PROMPT >>
The records that follow need to be output exactly as they are.

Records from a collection
===

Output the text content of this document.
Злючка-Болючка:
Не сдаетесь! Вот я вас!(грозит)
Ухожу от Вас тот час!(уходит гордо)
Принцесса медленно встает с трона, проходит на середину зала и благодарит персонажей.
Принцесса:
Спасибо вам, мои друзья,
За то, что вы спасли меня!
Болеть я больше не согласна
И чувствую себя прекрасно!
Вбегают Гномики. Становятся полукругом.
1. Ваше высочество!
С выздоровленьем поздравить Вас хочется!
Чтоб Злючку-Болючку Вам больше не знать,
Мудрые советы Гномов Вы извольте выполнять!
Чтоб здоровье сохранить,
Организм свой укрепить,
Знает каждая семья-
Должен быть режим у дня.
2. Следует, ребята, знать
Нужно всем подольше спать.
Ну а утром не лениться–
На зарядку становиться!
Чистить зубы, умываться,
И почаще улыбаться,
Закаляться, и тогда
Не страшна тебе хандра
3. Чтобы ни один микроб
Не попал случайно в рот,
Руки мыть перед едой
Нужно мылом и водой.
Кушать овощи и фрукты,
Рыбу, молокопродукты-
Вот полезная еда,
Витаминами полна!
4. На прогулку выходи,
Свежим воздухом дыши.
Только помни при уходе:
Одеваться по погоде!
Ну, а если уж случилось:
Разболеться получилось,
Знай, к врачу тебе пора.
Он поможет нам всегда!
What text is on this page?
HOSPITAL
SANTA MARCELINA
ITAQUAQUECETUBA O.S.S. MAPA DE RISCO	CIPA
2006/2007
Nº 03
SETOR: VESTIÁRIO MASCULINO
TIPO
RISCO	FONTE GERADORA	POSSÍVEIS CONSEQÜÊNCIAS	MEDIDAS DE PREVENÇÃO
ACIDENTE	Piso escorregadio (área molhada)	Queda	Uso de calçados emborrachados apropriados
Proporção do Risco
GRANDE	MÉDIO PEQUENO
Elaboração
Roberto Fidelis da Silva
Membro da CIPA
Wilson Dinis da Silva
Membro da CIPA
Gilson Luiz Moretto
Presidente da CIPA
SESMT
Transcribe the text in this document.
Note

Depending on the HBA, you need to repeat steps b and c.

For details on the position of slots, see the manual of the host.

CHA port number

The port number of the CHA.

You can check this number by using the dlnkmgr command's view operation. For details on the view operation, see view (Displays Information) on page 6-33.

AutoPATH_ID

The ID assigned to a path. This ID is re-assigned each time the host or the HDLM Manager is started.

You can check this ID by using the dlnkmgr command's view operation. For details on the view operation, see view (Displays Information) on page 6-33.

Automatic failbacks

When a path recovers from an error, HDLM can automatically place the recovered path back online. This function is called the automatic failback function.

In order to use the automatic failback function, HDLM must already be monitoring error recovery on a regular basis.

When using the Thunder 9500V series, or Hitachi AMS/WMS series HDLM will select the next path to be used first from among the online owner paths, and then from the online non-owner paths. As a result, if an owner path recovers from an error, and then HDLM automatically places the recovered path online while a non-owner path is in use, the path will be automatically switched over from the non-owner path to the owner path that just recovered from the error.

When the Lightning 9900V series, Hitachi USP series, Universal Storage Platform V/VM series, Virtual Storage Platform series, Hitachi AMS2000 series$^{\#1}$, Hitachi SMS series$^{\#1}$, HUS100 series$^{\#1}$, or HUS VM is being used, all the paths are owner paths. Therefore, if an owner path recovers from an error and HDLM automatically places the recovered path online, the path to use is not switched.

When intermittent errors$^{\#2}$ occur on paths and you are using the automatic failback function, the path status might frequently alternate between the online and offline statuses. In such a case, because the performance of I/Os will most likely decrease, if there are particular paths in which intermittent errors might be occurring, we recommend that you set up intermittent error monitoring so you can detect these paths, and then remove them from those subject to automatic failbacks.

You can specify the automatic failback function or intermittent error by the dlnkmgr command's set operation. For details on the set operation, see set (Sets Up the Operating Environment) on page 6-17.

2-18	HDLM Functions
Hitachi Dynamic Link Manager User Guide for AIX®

===

EXERCISE RESULT >>
Output the text content of this document.
Злючка-Болючка:
Не сдаетесь! Вот я вас!(грозит)
Ухожу от Вас тот час!(уходит гордо)
Принцесса медленно встает с трона, проходит на середину зала и благодарит персонажей.
Принцесса:
Спасибо вам, мои друзья,
За то, что вы спасли меня!
Болеть я больше не согласна
И чувствую себя прекрасно!
Вбегают Гномики. Становятся полукругом.
1. Ваше высочество!
С выздоровленьем поздравить Вас хочется!
Чтоб Злючку-Болючку Вам больше не знать,
Мудрые советы Гномов Вы извольте выполнять!
Чтоб здоровье сохранить,
Организм свой укрепить,
Знает каждая семья-
Должен быть режим у дня.
2. Следует, ребята, знать
Нужно всем подольше спать.
Ну а утром не лениться–
На зарядку становиться!
Чистить зубы, умываться,
И почаще улыбаться,
Закаляться, и тогда
Не страшна тебе хандра
3. Чтобы ни один микроб
Не попал случайно в рот,
Руки мыть перед едой
Нужно мылом и водой.
Кушать овощи и фрукты,
Рыбу, молокопродукты-
Вот полезная еда,
Витаминами полна!
4. На прогулку выходи,
Свежим воздухом дыши.
Только помни при уходе:
Одеваться по погоде!
Ну, а если уж случилось:
Разболеться получилось,
Знай, к врачу тебе пора.
Он поможет нам всегда!
What text is on this page?
HOSPITAL
SANTA MARCELINA
ITAQUAQUECETUBA O.S.S. MAPA DE RISCO	CIPA
2006/2007
Nº 03
SETOR: VESTIÁRIO MASCULINO
TIPO
RISCO	FONTE GERADORA	POSSÍVEIS CONSEQÜÊNCIAS	MEDIDAS DE PREVENÇÃO
ACIDENTE	Piso escorregadio (área molhada)	Queda	Uso de calçados emborrachados apropriados
Proporção do Risco
GRANDE	MÉDIO PEQUENO
Elaboração
Roberto Fidelis da Silva
Membro da CIPA
Wilson Dinis da Silva
Membro da CIPA
Gilson Luiz Moretto
Presidente da CIPA
SESMT
Transcribe the text in this document.
Note

Depending on the HBA, you need to repeat steps b and c.

For details on the position of slots, see the manual of the host.

CHA port number

The port number of the CHA.

You can check this number by using the dlnkmgr command's view operation. For details on the view operation, see view (Displays Information) on page 6-33.

AutoPATH_ID

The ID assigned to a path. This ID is re-assigned each time the host or the HDLM Manager is started.

You can check this ID by using the dlnkmgr command's view operation. For details on the view operation, see view (Displays Information) on page 6-33.

Automatic failbacks

When a path recovers from an error, HDLM can automatically place the recovered path back online. This function is called the automatic failback function.

In order to use the automatic failback function, HDLM must already be monitoring error recovery on a regular basis.

When using the Thunder 9500V series, or Hitachi AMS/WMS series HDLM will select the next path to be used first from among the online owner paths, and then from the online non-owner paths. As a result, if an owner path recovers from an error, and then HDLM automatically places the recovered path online while a non-owner path is in use, the path will be automatically switched over from the non-owner path to the owner path that just recovered from the error.

When the Lightning 9900V series, Hitachi USP series, Universal Storage Platform V/VM series, Virtual Storage Platform series, Hitachi AMS2000 series$^{\#1}$, Hitachi SMS series$^{\#1}$, HUS100 series$^{\#1}$, or HUS VM is being used, all the paths are owner paths. Therefore, if an owner path recovers from an error and HDLM automatically places the recovered path online, the path to use is not switched.

When intermittent errors$^{\#2}$ occur on paths and you are using the automatic failback function, the path status might frequently alternate between the online and offline statuses. In such a case, because the performance of I/Os will most likely decrease, if there are particular paths in which intermittent errors might be occurring, we recommend that you set up intermittent error monitoring so you can detect these paths, and then remove them from those subject to automatic failbacks.

You can specify the automatic failback function or intermittent error by the dlnkmgr command's set operation. For details on the set operation, see set (Sets Up the Operating Environment) on page 6-17.

2-18	HDLM Functions
Hitachi Dynamic Link Manager User Guide for AIX®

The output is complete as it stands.